INSTRUCTION —
Extract every line that contains the word "Номер".

DATA FOR PROCESSING —
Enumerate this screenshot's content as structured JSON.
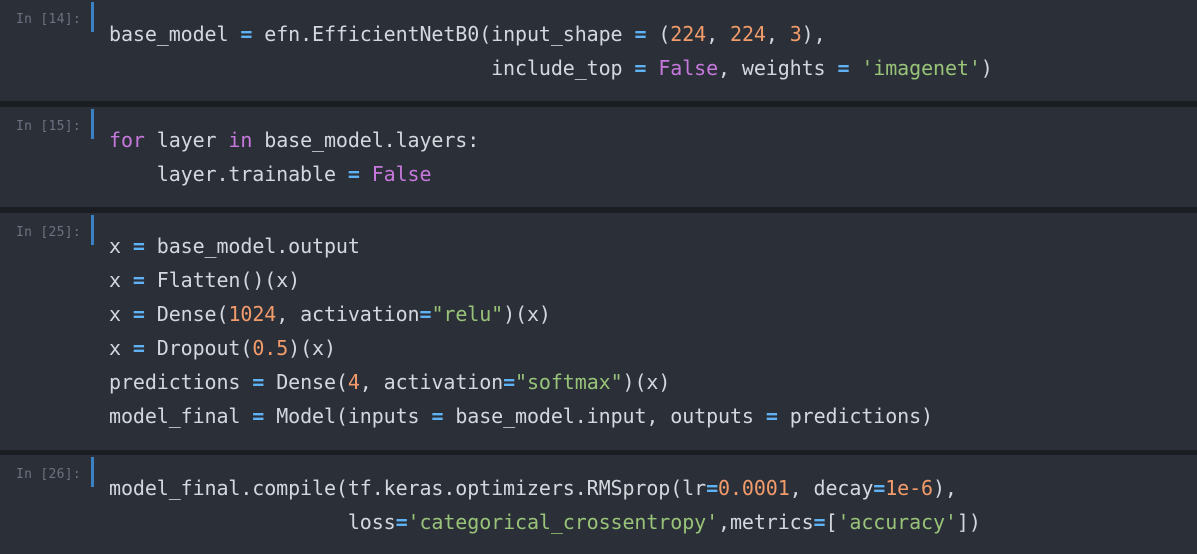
{
  "cells": [
    {
      "prompt": "In [14]:",
      "lines": [
        [
          [
            "t",
            "base_model "
          ],
          [
            "op",
            "="
          ],
          [
            "t",
            " efn.EfficientNetB0(input_shape "
          ],
          [
            "op",
            "="
          ],
          [
            "t",
            " ("
          ],
          [
            "num",
            "224"
          ],
          [
            "t",
            ", "
          ],
          [
            "num",
            "224"
          ],
          [
            "t",
            ", "
          ],
          [
            "num",
            "3"
          ],
          [
            "t",
            "),"
          ]
        ],
        [
          [
            "t",
            "                                include_top "
          ],
          [
            "op",
            "="
          ],
          [
            "t",
            " "
          ],
          [
            "const",
            "False"
          ],
          [
            "t",
            ", weights "
          ],
          [
            "op",
            "="
          ],
          [
            "t",
            " "
          ],
          [
            "str",
            "'imagenet'"
          ],
          [
            "t",
            ")"
          ]
        ]
      ]
    },
    {
      "prompt": "In [15]:",
      "lines": [
        [
          [
            "kw",
            "for"
          ],
          [
            "t",
            " layer "
          ],
          [
            "kw",
            "in"
          ],
          [
            "t",
            " base_model.layers:"
          ]
        ],
        [
          [
            "t",
            "    layer.trainable "
          ],
          [
            "op",
            "="
          ],
          [
            "t",
            " "
          ],
          [
            "const",
            "False"
          ]
        ]
      ]
    },
    {
      "prompt": "In [25]:",
      "lines": [
        [
          [
            "t",
            "x "
          ],
          [
            "op",
            "="
          ],
          [
            "t",
            " base_model.output"
          ]
        ],
        [
          [
            "t",
            "x "
          ],
          [
            "op",
            "="
          ],
          [
            "t",
            " Flatten()(x)"
          ]
        ],
        [
          [
            "t",
            "x "
          ],
          [
            "op",
            "="
          ],
          [
            "t",
            " Dense("
          ],
          [
            "num",
            "1024"
          ],
          [
            "t",
            ", activation"
          ],
          [
            "op",
            "="
          ],
          [
            "str",
            "\"relu\""
          ],
          [
            "t",
            ")(x)"
          ]
        ],
        [
          [
            "t",
            "x "
          ],
          [
            "op",
            "="
          ],
          [
            "t",
            " Dropout("
          ],
          [
            "num",
            "0.5"
          ],
          [
            "t",
            ")(x)"
          ]
        ],
        [
          [
            "t",
            "predictions "
          ],
          [
            "op",
            "="
          ],
          [
            "t",
            " Dense("
          ],
          [
            "num",
            "4"
          ],
          [
            "t",
            ", activation"
          ],
          [
            "op",
            "="
          ],
          [
            "str",
            "\"softmax\""
          ],
          [
            "t",
            ")(x)"
          ]
        ],
        [
          [
            "t",
            "model_final "
          ],
          [
            "op",
            "="
          ],
          [
            "t",
            " Model(inputs "
          ],
          [
            "op",
            "="
          ],
          [
            "t",
            " base_model.input, outputs "
          ],
          [
            "op",
            "="
          ],
          [
            "t",
            " predictions)"
          ]
        ]
      ]
    },
    {
      "prompt": "In [26]:",
      "lines": [
        [
          [
            "t",
            "model_final.compile(tf.keras.optimizers.RMSprop(lr"
          ],
          [
            "op",
            "="
          ],
          [
            "num",
            "0.0001"
          ],
          [
            "t",
            ", decay"
          ],
          [
            "op",
            "="
          ],
          [
            "num",
            "1e-6"
          ],
          [
            "t",
            "),"
          ]
        ],
        [
          [
            "t",
            "                    loss"
          ],
          [
            "op",
            "="
          ],
          [
            "str",
            "'categorical_crossentropy'"
          ],
          [
            "t",
            ",metrics"
          ],
          [
            "op",
            "="
          ],
          [
            "t",
            "["
          ],
          [
            "str",
            "'accuracy'"
          ],
          [
            "t",
            "])"
          ]
        ]
      ]
    }
  ]
}
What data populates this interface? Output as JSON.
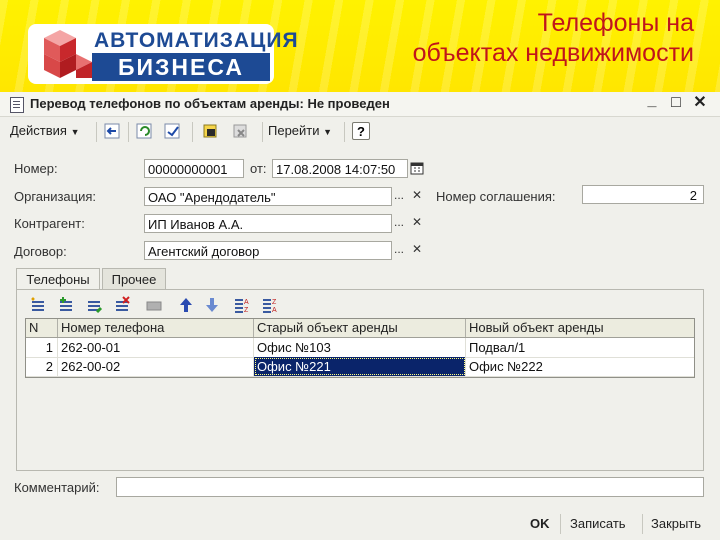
{
  "slide": {
    "title_line1": "Телефоны на",
    "title_line2": "объектах недвижимости",
    "logo_top": "АВТОМАТИЗАЦИЯ",
    "logo_bottom": "БИЗНЕСА"
  },
  "window": {
    "title": "Перевод телефонов по объектам аренды: Не проведен",
    "minimize": "_",
    "maximize": "□",
    "close": "✕"
  },
  "toolbar": {
    "actions_label": "Действия",
    "goto_label": "Перейти",
    "help_label": "?"
  },
  "form": {
    "number_label": "Номер:",
    "number_value": "00000000001",
    "from_label": "от:",
    "date_value": "17.08.2008 14:07:50",
    "org_label": "Организация:",
    "org_value": "ОАО \"Арендодатель\"",
    "agreement_label": "Номер соглашения:",
    "agreement_value": "2",
    "contractor_label": "Контрагент:",
    "contractor_value": "ИП Иванов А.А.",
    "contract_label": "Договор:",
    "contract_value": "Агентский договор",
    "select_btn": "...",
    "clear_btn": "✕"
  },
  "tabs": [
    {
      "label": "Телефоны"
    },
    {
      "label": "Прочее"
    }
  ],
  "table": {
    "columns": [
      "N",
      "Номер телефона",
      "Старый объект аренды",
      "Новый объект аренды"
    ],
    "rows": [
      {
        "n": "1",
        "phone": "262-00-01",
        "old": "Офис №103",
        "new": "Подвал/1"
      },
      {
        "n": "2",
        "phone": "262-00-02",
        "old": "Офис №221",
        "new": "Офис №222"
      }
    ]
  },
  "comment_label": "Комментарий:",
  "comment_value": "",
  "footer": {
    "ok": "OK",
    "save": "Записать",
    "close": "Закрыть"
  }
}
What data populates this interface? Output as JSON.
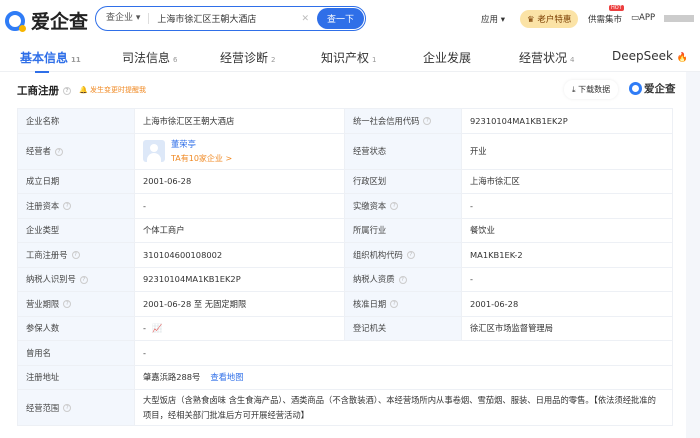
{
  "header": {
    "logo": "爱企查",
    "search_scope": "查企业",
    "search_value": "上海市徐汇区王朝大酒店",
    "search_button": "查一下",
    "nav_apps": "应用",
    "vip": "老户特惠",
    "supply": "供需集市",
    "hot_badge": "HOT",
    "app": "APP"
  },
  "tabs": [
    {
      "label": "基本信息",
      "count": "11"
    },
    {
      "label": "司法信息",
      "count": "6"
    },
    {
      "label": "经营诊断",
      "count": "2"
    },
    {
      "label": "知识产权",
      "count": "1"
    },
    {
      "label": "企业发展",
      "count": ""
    },
    {
      "label": "经营状况",
      "count": "4"
    },
    {
      "label": "DeepSeek",
      "count": ""
    }
  ],
  "section": {
    "title": "工商注册",
    "alert": "发生变更时提醒我",
    "download": "下载数据",
    "brand": "爱企查"
  },
  "info": {
    "name_l": "企业名称",
    "name": "上海市徐汇区王朝大酒店",
    "credit_l": "统一社会信用代码",
    "credit": "92310104MA1KB1EK2P",
    "operator_l": "经营者",
    "operator": "董荣亭",
    "operator_count": "TA有10家企业 >",
    "status_l": "经营状态",
    "status": "开业",
    "date_l": "成立日期",
    "date": "2001-06-28",
    "region_l": "行政区划",
    "region": "上海市徐汇区",
    "capital_l": "注册资本",
    "capital": "-",
    "paid_l": "实缴资本",
    "paid": "-",
    "type_l": "企业类型",
    "type": "个体工商户",
    "industry_l": "所属行业",
    "industry": "餐饮业",
    "regno_l": "工商注册号",
    "regno": "310104600108002",
    "org_l": "组织机构代码",
    "org": "MA1KB1EK-2",
    "taxid_l": "纳税人识别号",
    "taxid": "92310104MA1KB1EK2P",
    "taxq_l": "纳税人资质",
    "taxq": "-",
    "term_l": "营业期限",
    "term": "2001-06-28 至 无固定期限",
    "approve_l": "核准日期",
    "approve": "2001-06-28",
    "insured_l": "参保人数",
    "insured": "-",
    "authority_l": "登记机关",
    "authority": "徐汇区市场监督管理局",
    "former_l": "曾用名",
    "former": "-",
    "addr_l": "注册地址",
    "addr": "肇嘉浜路288号",
    "map": "查看地图",
    "scope_l": "经营范围",
    "scope": "大型饭店（含熟食卤味 含生食海产品）、酒类商品（不含散装酒）、本经营场所内从事卷烟、雪茄烟、服装、日用品的零售。【依法须经批准的项目，经相关部门批准后方可开展经营活动】"
  }
}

RESULT BELOW —
    "number_label": "Номер:",
    "agreement_label": "Номер соглашения:",
      "Номер телефона",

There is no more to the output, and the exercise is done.